Ferdinand Ebner: Mühlauer Tagebuch

Ort: Rauch-Villa, Innsbruck/Mühlau, Schlossfeld 9

Präsentation des Tagebuches mit den Herausgebern Richard Hörmann und Monika Seekircher, Einführung von Walter Methlagl, Lesung aus dem Tagebuch mit Mirjam Jessa. In Kooperation mit der Internat. Ferdinand Ebner Gesellschaft. Anschließend Buffet.

Eintritt frei.

Im Sommer 1920 wohnte der österreichische Sprachphilosoph Ferdinand Ebner einen Monat lang bei Ludwig von Ficker in der Rauch-Villa in Mühlau, dem damaligen Wohnsitz der Familie Ficker. Während dieser Zeit entstand das sogenannte Mühlauer Tagebuch (Böhlau, Wien 2001), in dem Ebner seine Eindrücke und Gedanken festhält. Ebner schildert seine Freundschaft mit Ficker, die Diskussionen mit verschiedenen Persönlichkeiten aus dem Brenner-Kreis, die sich an seinen radikalen Thesen entzünden, und die auf zahlreichen Wanderungen rund um Innsbruck erfahrene Schönheit der Natur, die ihm, dem Denker des Wortes, die Grenzen der Sprache aufzeigt. Das Mühlauer Tagebuch ist ein wichtiges Dokument der geistigen, kulturellen, religiösen und sozialen Verhältnisse Österreichs und Europas in der Zwischenkriegszeit. Ficker wird Ebners Verleger, Förderer und Freund. 1921 erscheint Ebners Hauptwerk Das Wort und die geistigen Realitäten. Pneumatologische Fragmente im Brenner-Verlag. Seit Dezember 1998 läuft am Brenner-Archiv das Ferdinand-Ebner-Projekt, das die Transkription und Kommentierung von Ebners gesamtem Nachlaß zum Ziel hat. Dieses Projekt geschieht in Kooperation mit dem Dipartimento di Szienze filologiche
e storiche der Universität Trient und dem Philosophischen Institut der Theologischen Fakultät der Universität Salzburg.

__ZU BEARBEITENDE AUFGABEN__
1) Schreiben Sie aus dem Textauszug die Passage von „Präsentation des Tagebuches“ bis „Gesellschaft. Anschließend Buffet.“ wortgetreu ab.
2) Bei wem wohnte Ferdinand Ebner laut dem Textauszug im Sommer 1920 einen Monat lang?
3) Fassen Sie den Textauszug in zwei Sätzen zusammen.
Die anschließenden Zeilen sind für die Bearbeitung nicht erforderlich.

__AUFGELISTETE ZEILEN__
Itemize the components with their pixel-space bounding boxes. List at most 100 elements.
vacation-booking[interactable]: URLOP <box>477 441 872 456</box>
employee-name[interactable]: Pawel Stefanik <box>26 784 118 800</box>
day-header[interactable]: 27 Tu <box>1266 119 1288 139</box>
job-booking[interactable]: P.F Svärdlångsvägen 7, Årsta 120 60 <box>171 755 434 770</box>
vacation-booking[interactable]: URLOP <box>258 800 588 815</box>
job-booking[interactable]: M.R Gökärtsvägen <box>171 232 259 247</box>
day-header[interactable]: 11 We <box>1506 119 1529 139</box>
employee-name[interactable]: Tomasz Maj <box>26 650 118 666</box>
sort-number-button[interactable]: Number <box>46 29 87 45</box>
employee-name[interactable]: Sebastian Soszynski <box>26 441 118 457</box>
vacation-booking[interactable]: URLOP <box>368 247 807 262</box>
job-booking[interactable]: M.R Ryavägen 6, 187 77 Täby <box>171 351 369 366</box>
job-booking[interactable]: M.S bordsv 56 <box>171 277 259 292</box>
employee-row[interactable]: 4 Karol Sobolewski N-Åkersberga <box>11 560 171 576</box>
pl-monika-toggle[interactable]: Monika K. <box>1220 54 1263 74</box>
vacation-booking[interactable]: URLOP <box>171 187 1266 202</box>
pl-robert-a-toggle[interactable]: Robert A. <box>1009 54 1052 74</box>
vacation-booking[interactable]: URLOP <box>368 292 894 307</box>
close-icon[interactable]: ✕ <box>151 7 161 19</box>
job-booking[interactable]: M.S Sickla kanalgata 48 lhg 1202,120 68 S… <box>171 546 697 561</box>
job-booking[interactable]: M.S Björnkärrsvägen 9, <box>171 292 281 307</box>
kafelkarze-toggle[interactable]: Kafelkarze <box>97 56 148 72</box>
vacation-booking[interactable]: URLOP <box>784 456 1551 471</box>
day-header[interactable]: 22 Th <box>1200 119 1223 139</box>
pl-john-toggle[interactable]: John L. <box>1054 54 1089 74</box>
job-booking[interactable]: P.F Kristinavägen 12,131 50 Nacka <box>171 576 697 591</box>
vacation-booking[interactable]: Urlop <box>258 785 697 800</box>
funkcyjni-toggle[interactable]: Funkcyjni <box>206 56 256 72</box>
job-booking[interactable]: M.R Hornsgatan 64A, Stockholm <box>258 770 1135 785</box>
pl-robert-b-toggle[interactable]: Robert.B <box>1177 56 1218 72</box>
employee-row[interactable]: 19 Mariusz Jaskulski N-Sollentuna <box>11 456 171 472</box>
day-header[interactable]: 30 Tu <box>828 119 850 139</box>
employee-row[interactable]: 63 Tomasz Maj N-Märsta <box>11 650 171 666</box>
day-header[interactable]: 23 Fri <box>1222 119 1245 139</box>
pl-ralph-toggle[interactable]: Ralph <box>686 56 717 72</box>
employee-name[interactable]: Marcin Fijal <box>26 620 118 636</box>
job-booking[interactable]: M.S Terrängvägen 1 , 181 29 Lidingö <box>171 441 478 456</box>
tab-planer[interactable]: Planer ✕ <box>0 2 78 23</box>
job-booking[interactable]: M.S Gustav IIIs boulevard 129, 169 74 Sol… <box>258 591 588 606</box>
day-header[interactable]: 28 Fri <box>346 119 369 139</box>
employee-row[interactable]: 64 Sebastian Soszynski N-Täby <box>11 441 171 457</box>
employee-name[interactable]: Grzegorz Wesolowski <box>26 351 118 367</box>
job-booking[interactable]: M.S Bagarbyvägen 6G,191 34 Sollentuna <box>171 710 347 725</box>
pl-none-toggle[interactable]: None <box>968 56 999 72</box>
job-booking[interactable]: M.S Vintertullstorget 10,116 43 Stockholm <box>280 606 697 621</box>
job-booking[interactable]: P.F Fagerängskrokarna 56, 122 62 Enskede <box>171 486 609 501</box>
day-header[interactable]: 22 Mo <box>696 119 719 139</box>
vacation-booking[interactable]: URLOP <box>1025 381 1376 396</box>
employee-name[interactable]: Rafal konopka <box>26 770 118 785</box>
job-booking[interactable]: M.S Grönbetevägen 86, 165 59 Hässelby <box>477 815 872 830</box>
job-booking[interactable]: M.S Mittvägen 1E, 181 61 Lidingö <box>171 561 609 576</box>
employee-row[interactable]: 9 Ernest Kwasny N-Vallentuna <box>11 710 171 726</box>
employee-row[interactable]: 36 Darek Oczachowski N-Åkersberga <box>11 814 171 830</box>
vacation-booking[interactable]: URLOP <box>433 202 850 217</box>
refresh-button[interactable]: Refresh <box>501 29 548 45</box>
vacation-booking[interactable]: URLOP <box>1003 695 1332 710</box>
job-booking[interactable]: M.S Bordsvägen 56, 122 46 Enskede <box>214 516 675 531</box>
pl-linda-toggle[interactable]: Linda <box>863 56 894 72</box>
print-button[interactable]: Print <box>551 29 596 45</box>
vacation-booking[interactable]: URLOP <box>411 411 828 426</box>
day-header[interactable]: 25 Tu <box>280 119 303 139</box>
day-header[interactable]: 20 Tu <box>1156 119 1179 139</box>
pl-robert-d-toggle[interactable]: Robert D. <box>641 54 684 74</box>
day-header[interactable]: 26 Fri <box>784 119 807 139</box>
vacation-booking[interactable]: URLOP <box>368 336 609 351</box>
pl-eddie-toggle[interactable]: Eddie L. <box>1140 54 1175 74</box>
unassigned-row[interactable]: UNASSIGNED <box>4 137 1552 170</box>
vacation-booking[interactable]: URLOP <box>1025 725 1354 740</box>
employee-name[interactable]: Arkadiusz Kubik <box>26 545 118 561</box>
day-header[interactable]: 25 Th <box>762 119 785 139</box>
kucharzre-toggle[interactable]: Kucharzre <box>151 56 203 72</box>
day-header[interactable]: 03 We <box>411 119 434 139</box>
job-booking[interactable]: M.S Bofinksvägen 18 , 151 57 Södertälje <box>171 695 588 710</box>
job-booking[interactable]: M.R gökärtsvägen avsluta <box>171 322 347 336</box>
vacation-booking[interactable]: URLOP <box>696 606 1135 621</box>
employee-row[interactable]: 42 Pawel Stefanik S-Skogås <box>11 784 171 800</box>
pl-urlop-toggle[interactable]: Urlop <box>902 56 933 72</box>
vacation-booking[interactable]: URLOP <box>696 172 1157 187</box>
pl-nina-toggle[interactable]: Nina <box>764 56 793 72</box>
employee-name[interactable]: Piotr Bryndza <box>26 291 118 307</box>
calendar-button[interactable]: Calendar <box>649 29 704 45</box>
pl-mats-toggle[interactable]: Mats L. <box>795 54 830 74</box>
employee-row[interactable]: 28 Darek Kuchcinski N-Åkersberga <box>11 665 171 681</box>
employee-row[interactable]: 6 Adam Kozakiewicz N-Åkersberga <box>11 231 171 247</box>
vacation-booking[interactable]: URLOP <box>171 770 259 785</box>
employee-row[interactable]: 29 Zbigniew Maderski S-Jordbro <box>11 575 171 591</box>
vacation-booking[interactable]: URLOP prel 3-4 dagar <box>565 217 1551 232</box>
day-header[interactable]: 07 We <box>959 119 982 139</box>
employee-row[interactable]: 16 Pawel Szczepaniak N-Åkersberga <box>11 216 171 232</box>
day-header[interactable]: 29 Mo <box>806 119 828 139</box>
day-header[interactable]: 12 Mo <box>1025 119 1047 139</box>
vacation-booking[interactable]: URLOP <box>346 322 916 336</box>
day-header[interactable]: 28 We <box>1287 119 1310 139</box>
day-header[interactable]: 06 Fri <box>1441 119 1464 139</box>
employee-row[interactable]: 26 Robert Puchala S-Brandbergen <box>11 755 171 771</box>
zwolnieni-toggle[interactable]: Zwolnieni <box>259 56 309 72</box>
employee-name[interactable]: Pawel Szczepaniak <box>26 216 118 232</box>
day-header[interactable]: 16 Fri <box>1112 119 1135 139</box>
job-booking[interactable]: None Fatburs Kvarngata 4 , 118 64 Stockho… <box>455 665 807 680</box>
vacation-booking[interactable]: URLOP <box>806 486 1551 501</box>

__LÖSUNGEN NACH AUFGABEN__
1)
Präsentation des Tagebuches mit den Herausgebern Richard Hörmann und Monika Seekircher, Einführung von Walter Methlagl, Lesung aus dem Tagebuch mit Mirjam Jessa. In Kooperation mit der Internat. Ferdinand Ebner Gesellschaft. Anschließend Buffet.

2) Bei Ludwig von Ficker in der Rauch-Villa in Mühlau.

3) In der Rauch-Villa in Mühlau wird Ferdinand Ebners Mühlauer Tagebuch mit den Herausgebern Richard Hörmann und Monika Seekircher vorgestellt, begleitet von einer Einführung durch Walter Methlagl und einer Lesung mit Mirjam Jessa. Das Tagebuch entstand im Sommer 1920 während Ebners einmonatigem Aufenthalt bei Ludwig von Ficker und schildert seine Freundschaft mit Ficker, Diskussionen mit Persönlichkeiten aus dem Brenner-Kreis sowie die auf Wanderungen rund um Innsbruck erfahrene Schönheit der Natur.